▶ [Job] Tally every line of the listing below that holds "color", then give the tally alone.

▬▬▬▬▬▬▬▬▬▬

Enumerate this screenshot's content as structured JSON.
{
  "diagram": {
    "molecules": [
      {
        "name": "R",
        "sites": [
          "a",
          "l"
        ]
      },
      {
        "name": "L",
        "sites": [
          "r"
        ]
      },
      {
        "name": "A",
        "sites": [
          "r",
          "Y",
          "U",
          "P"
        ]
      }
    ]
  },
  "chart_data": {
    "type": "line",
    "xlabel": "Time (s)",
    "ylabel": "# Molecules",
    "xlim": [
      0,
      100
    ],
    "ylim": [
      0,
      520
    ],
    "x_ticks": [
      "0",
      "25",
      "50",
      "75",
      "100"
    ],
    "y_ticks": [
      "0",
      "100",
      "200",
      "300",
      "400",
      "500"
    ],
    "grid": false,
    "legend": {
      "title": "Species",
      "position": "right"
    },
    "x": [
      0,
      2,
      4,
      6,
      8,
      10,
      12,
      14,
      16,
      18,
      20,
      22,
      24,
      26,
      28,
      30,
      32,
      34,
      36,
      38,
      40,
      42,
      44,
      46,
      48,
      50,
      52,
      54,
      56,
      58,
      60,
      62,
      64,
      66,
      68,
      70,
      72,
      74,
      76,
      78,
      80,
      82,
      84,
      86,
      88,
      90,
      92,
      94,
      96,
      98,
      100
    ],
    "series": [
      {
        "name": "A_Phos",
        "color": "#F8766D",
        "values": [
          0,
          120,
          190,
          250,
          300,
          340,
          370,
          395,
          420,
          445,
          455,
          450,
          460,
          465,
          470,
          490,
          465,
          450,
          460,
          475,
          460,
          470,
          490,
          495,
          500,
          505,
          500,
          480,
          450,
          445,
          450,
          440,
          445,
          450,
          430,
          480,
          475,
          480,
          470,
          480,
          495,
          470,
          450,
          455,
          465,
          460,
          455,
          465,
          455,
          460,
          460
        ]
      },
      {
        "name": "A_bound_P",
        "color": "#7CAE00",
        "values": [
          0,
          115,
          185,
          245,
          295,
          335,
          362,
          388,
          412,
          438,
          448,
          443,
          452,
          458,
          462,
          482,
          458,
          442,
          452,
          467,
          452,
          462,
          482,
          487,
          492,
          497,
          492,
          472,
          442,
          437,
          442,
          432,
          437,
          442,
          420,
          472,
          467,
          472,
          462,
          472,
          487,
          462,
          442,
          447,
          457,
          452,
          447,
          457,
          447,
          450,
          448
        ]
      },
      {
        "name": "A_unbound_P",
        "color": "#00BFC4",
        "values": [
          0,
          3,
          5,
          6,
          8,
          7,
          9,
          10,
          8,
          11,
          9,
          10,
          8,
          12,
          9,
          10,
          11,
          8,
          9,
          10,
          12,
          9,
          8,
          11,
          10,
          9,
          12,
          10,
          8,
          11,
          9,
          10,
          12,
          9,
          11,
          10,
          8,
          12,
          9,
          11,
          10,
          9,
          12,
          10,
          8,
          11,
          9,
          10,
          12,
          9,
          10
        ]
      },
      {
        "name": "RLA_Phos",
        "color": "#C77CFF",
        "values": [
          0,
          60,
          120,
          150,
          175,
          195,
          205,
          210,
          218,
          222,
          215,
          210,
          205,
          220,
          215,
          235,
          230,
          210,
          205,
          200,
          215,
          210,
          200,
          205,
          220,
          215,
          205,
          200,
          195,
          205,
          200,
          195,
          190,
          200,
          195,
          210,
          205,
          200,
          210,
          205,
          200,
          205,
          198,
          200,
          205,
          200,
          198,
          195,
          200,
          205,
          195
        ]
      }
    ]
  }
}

▬▬▬▬▬▬▬▬▬▬

▶ [Expected answer] 4